━━━━━ Supplied material ━━━━━

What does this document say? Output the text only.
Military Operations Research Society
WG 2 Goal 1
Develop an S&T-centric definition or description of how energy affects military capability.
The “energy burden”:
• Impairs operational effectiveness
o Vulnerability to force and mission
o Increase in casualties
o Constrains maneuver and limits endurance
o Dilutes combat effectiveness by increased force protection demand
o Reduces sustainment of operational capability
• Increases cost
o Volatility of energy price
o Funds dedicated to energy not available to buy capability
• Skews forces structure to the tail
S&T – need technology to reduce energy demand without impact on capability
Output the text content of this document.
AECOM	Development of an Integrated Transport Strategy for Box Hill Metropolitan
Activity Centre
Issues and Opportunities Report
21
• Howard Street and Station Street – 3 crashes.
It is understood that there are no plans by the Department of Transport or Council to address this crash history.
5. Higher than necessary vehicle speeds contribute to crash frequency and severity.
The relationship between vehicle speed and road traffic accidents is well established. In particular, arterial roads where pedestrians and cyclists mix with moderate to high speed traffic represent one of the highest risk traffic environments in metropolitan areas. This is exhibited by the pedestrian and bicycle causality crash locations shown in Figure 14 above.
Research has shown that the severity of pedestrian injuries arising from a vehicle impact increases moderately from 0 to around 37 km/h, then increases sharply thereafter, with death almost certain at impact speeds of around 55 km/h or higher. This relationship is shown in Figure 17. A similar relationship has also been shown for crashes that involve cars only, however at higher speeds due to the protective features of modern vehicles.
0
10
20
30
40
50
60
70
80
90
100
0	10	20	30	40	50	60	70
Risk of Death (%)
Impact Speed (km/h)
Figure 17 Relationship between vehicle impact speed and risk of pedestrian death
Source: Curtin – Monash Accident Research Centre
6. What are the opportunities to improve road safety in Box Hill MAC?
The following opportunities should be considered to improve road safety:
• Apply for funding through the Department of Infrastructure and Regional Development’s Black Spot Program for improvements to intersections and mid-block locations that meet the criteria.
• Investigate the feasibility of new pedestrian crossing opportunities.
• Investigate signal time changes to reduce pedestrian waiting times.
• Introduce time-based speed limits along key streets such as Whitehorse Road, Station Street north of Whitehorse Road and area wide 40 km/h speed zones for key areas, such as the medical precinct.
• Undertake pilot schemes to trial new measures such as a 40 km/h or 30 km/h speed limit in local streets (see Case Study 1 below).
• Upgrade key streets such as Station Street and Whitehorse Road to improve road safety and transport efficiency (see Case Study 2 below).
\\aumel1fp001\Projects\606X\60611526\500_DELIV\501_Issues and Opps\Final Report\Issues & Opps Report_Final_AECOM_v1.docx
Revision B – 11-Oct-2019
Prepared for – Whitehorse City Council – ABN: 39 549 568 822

━━━━━
━━━━━ Supplied material ━━━━━

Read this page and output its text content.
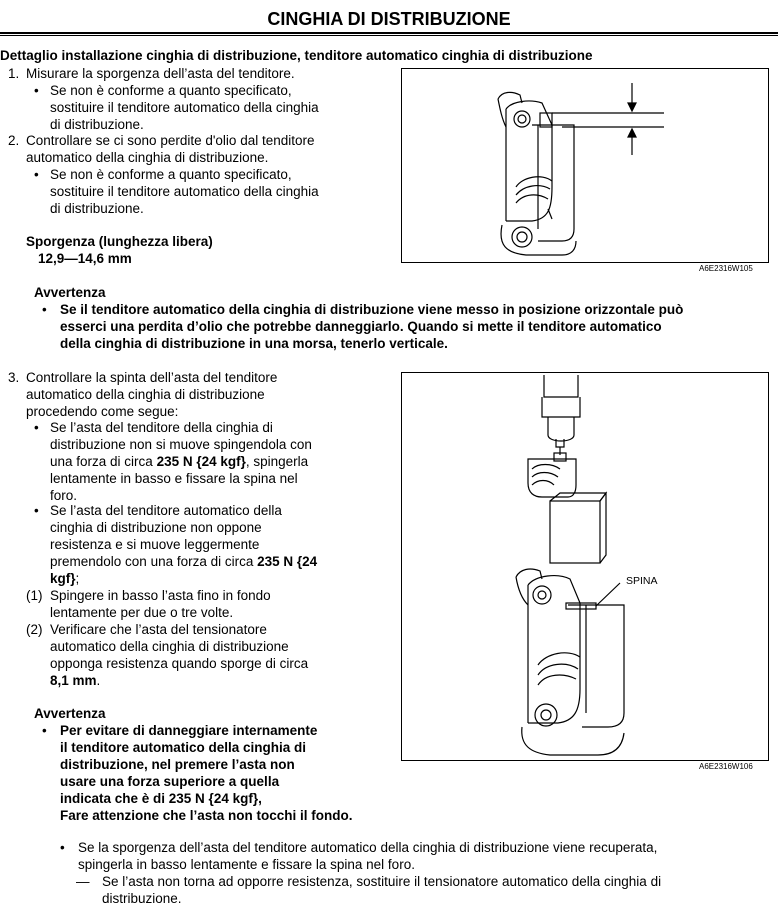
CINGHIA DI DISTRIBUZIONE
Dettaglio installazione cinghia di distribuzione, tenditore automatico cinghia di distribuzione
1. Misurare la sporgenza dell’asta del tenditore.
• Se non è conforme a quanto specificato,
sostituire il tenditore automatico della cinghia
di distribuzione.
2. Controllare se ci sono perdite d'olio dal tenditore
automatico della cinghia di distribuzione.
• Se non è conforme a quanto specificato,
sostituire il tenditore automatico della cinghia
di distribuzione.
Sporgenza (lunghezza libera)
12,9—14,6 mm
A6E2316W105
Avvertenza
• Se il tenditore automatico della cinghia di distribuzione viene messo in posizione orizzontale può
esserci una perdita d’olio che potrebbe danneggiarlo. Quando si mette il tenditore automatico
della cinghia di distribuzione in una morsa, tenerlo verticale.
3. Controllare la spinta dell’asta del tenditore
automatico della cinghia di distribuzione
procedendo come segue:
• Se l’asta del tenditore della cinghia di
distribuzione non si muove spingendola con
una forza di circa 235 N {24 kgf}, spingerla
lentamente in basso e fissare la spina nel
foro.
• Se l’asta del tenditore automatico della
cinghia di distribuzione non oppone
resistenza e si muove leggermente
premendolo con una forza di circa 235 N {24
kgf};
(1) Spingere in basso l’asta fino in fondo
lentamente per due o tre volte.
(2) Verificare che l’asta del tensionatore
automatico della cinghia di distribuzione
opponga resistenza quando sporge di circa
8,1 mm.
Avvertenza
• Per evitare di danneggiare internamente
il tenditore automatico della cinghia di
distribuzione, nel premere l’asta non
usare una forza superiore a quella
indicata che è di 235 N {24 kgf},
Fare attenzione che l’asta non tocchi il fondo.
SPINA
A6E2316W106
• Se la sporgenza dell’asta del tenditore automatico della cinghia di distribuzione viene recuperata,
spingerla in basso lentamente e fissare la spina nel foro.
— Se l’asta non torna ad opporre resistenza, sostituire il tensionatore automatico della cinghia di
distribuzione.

━━━━━
━━━━━ Supplied material ━━━━━

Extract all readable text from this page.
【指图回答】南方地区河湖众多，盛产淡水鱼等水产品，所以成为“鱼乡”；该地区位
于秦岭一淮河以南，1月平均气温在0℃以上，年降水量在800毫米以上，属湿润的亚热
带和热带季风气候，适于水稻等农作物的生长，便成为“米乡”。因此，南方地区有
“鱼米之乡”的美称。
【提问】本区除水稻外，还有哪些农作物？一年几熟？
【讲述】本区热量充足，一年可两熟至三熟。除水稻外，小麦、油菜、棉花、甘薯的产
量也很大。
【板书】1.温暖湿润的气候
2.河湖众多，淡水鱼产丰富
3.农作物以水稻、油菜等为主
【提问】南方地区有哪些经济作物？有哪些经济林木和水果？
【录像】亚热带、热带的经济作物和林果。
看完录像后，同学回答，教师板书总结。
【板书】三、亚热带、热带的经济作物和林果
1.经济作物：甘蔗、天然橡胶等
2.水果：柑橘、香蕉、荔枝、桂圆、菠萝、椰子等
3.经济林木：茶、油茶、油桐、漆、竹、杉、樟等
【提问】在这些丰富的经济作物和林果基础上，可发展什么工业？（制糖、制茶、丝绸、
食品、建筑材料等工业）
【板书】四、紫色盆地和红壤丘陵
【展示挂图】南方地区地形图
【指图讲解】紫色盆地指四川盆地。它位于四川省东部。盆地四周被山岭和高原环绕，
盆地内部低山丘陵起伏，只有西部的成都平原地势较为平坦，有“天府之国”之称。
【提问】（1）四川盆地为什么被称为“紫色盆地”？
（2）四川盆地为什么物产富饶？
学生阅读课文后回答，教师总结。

━━━━━

All lines of the data above that include the word "lentamente" must be shown.

lentamente in basso e fissare la spina nel
lentamente per due o tre volte.
spingerla in basso lentamente e fissare la spina nel foro.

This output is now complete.